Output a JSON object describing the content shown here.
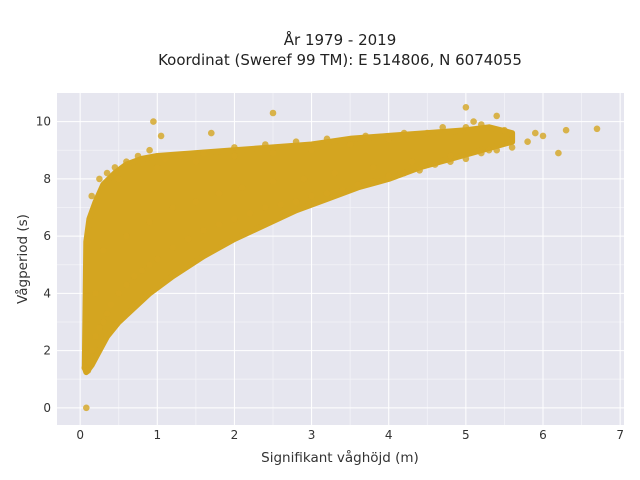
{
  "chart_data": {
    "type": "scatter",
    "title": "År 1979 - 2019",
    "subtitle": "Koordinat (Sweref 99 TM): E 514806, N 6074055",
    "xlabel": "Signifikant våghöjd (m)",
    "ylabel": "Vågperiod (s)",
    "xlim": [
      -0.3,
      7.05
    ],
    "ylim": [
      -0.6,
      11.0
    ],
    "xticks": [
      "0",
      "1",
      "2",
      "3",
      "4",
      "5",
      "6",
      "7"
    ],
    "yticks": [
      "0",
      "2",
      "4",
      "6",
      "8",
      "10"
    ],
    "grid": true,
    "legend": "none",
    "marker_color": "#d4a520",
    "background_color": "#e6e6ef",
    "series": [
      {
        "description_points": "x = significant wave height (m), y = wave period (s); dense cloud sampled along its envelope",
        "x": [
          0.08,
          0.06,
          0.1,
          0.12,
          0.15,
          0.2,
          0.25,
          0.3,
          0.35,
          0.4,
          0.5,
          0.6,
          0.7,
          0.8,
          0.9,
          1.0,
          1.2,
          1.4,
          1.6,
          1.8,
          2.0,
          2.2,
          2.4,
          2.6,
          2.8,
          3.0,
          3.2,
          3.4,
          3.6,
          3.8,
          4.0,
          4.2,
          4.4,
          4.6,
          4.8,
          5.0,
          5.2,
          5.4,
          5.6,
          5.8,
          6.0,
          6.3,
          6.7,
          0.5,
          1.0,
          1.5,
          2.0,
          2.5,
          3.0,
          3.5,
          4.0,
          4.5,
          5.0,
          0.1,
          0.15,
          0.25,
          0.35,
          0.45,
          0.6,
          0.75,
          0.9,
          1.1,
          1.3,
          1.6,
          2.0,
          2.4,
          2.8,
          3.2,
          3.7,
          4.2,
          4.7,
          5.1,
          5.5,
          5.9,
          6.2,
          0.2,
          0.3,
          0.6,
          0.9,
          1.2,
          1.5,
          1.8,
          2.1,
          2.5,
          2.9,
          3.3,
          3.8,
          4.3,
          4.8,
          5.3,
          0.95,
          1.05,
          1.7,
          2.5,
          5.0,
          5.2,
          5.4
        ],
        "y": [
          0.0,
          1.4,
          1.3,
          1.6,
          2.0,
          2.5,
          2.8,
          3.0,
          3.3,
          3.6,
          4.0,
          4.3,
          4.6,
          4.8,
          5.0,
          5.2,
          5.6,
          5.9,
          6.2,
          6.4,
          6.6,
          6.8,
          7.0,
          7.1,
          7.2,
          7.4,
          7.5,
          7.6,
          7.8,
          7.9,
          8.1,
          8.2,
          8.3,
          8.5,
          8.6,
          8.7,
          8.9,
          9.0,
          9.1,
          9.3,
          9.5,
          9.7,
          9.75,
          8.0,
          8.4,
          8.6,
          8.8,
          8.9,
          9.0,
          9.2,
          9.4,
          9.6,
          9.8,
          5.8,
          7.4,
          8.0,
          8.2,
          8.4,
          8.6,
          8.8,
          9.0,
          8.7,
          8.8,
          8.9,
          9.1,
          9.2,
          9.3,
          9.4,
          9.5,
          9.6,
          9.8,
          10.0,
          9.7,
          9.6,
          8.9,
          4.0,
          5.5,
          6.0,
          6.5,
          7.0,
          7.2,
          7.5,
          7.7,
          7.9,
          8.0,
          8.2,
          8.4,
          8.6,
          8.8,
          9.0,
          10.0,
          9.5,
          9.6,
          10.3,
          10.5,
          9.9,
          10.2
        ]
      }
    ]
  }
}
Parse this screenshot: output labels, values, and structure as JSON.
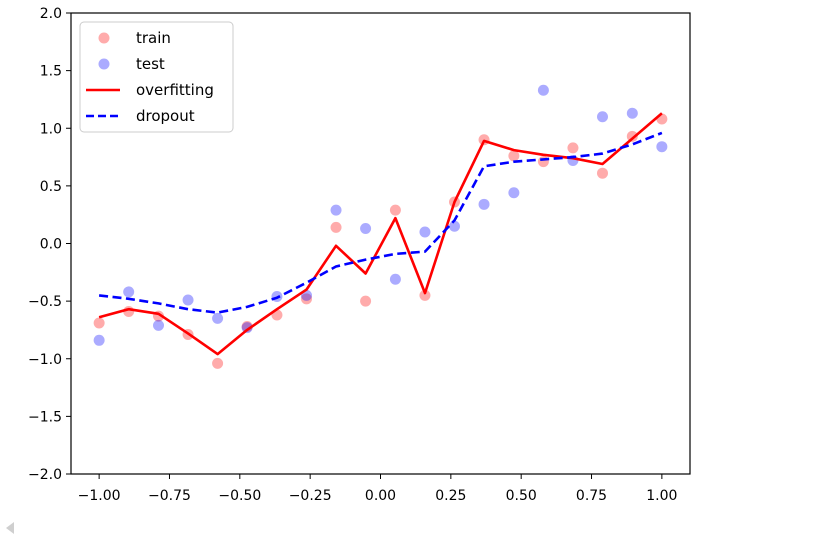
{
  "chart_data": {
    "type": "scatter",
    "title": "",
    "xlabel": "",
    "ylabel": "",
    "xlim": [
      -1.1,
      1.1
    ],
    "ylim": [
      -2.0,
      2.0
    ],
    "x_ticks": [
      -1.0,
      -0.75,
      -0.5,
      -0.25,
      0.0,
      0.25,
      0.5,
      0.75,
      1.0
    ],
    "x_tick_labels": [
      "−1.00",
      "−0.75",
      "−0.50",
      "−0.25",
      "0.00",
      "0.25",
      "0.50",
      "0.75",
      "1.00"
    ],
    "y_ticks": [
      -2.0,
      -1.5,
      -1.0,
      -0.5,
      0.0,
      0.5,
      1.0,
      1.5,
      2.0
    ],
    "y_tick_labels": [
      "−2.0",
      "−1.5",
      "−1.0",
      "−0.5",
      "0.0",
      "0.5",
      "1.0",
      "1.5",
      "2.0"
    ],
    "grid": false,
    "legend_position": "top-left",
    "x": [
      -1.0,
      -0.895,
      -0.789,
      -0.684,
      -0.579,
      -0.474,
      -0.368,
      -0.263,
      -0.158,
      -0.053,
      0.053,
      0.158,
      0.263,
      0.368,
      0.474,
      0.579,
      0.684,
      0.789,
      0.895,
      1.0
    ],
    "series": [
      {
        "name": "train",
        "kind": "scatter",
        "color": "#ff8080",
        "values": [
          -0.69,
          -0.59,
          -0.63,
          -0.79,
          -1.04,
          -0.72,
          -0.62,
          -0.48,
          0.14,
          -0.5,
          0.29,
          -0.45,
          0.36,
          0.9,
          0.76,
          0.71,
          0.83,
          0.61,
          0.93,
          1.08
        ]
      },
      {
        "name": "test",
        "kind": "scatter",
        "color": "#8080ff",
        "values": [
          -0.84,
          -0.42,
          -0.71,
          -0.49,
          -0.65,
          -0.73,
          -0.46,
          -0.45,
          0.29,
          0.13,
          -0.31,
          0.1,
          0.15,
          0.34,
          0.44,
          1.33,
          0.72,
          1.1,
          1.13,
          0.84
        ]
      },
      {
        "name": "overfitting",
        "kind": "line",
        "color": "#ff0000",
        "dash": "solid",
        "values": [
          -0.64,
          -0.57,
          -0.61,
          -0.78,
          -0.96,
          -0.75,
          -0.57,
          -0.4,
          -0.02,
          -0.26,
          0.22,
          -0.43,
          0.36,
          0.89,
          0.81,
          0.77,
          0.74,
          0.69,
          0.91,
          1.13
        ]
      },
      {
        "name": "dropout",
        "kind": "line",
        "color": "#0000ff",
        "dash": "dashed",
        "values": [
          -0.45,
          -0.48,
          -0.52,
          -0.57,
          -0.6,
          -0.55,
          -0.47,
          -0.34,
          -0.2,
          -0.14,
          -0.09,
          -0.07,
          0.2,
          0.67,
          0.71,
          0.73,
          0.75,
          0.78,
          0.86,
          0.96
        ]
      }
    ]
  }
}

• • • • •

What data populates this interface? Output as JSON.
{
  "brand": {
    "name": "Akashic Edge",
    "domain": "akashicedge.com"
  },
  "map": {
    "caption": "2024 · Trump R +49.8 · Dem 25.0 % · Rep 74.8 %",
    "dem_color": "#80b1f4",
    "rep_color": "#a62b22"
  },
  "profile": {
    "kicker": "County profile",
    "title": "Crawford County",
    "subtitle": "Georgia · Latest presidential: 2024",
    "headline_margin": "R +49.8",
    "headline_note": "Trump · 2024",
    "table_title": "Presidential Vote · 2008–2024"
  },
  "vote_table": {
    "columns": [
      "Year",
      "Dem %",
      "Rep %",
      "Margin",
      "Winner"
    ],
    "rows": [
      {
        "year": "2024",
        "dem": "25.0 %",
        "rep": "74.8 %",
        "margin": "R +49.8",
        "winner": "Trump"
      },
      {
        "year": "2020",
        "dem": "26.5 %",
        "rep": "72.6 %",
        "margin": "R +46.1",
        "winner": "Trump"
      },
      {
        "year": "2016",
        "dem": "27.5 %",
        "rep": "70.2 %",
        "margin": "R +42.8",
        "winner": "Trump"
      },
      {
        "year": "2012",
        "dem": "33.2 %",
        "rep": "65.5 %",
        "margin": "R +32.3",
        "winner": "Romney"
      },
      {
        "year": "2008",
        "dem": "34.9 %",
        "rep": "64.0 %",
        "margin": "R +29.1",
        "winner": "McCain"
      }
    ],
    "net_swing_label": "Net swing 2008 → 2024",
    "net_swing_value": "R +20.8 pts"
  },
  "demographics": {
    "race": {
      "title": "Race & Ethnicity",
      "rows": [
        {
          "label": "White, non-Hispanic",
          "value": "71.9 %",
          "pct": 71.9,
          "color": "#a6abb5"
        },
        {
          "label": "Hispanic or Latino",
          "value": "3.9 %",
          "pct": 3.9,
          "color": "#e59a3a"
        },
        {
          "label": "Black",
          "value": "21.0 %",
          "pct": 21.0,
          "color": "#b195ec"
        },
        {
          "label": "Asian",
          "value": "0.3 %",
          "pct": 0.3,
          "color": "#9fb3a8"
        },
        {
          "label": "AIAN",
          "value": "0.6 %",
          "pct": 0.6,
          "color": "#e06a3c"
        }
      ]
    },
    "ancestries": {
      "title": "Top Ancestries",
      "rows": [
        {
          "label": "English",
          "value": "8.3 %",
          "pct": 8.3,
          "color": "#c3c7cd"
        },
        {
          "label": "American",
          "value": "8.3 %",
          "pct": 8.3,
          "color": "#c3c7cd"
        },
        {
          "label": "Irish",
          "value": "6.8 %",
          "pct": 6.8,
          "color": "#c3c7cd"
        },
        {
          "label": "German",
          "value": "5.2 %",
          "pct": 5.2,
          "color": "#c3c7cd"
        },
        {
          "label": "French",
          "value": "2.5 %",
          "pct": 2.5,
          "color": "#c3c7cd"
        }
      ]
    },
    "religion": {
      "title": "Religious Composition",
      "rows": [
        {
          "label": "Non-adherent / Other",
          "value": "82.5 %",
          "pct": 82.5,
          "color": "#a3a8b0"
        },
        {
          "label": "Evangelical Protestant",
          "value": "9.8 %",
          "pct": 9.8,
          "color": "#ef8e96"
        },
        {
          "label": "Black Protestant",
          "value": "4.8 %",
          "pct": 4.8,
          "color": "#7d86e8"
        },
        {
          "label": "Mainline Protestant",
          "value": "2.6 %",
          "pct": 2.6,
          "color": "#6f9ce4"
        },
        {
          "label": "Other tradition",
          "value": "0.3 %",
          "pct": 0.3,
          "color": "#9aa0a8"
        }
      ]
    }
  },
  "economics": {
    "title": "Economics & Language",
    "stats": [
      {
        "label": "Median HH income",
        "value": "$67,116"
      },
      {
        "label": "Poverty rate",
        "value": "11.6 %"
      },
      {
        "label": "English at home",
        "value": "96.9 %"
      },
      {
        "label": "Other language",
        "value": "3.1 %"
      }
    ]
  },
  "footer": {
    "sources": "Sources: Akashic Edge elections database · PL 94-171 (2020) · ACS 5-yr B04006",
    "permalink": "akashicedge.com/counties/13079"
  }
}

• • • • •

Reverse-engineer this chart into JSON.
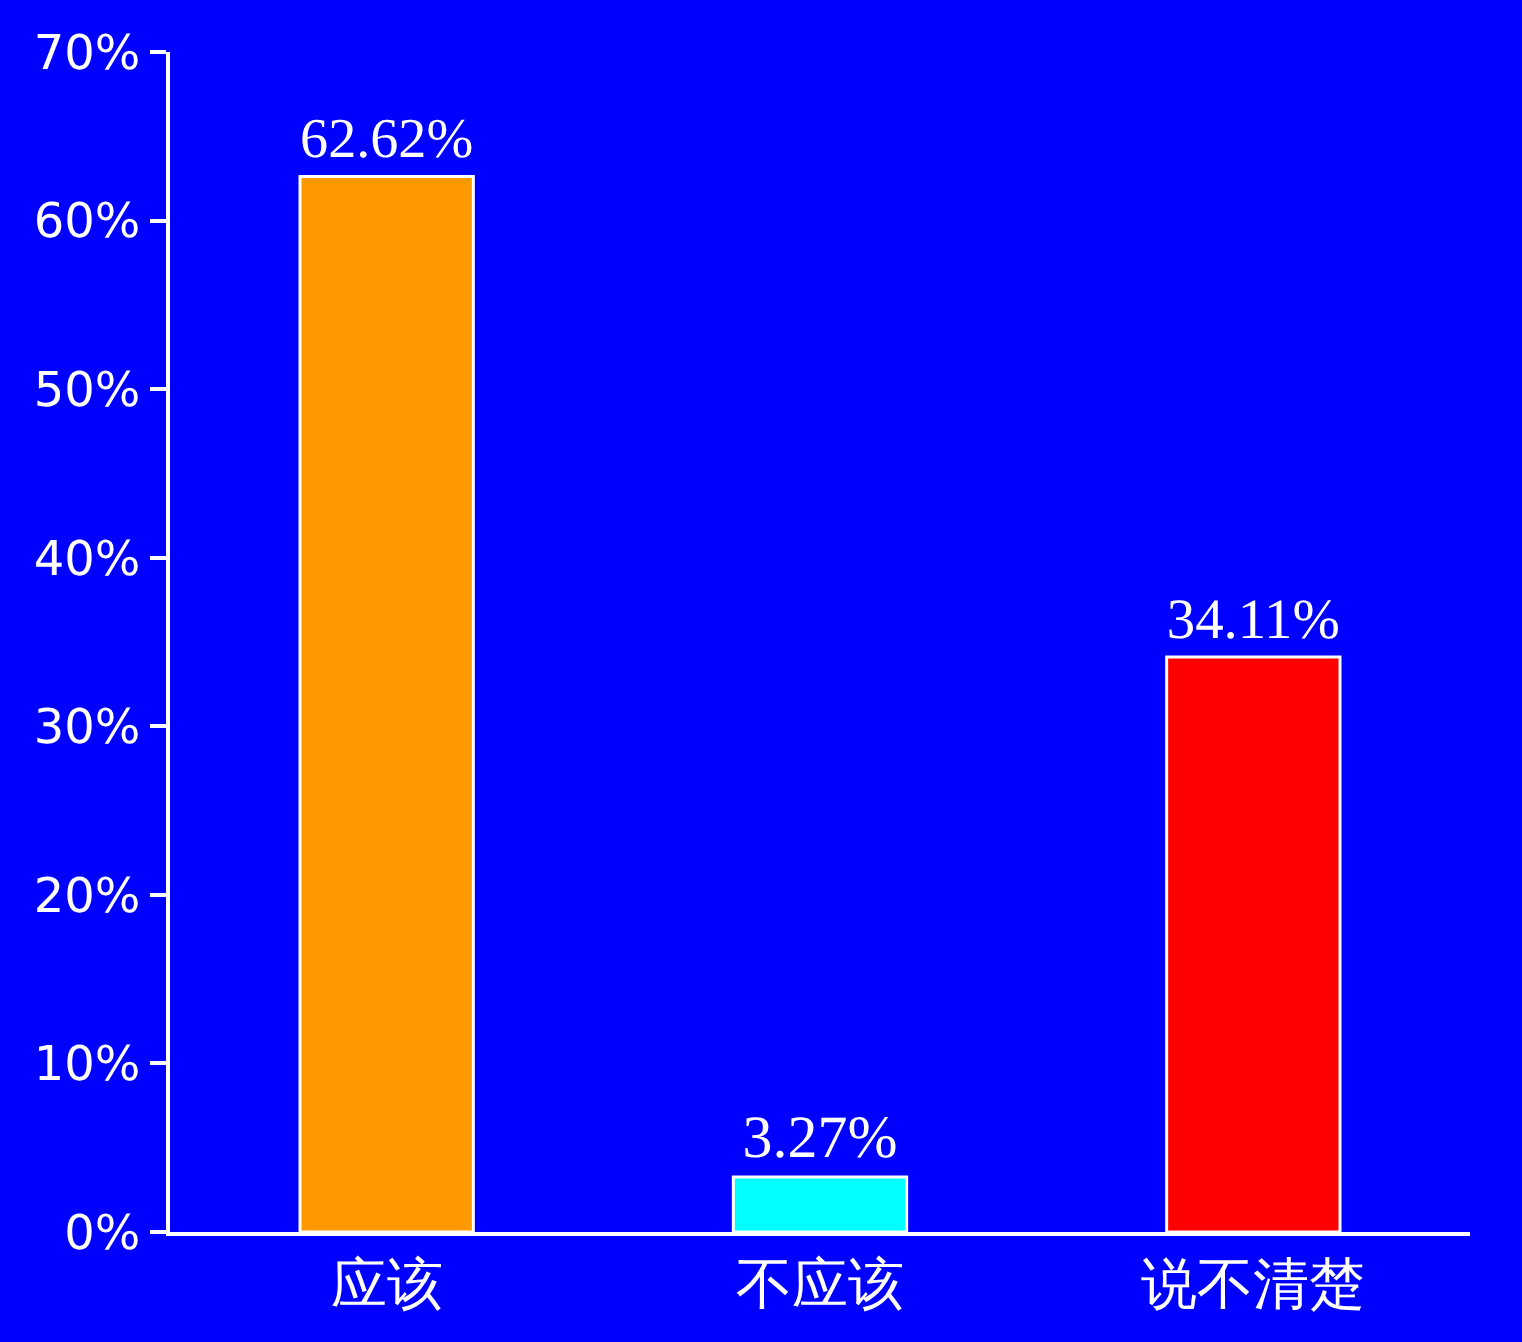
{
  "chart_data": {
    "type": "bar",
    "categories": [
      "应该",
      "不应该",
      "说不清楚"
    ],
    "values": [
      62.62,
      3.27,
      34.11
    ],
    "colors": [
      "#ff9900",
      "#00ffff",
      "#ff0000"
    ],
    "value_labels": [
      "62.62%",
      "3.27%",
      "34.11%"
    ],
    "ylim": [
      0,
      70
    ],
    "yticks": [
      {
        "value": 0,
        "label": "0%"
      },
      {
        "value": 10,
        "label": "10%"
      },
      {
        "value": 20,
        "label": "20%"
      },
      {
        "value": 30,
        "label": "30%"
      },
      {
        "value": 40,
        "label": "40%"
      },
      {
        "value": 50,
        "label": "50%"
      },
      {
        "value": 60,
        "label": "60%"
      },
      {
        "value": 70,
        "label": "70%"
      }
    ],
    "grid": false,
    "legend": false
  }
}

• • • • •

Reproduce each line holding the word "Protestant".

          "label": "Evangelical Protestant",
          "label": "Black Protestant",
          "label": "Mainline Protestant",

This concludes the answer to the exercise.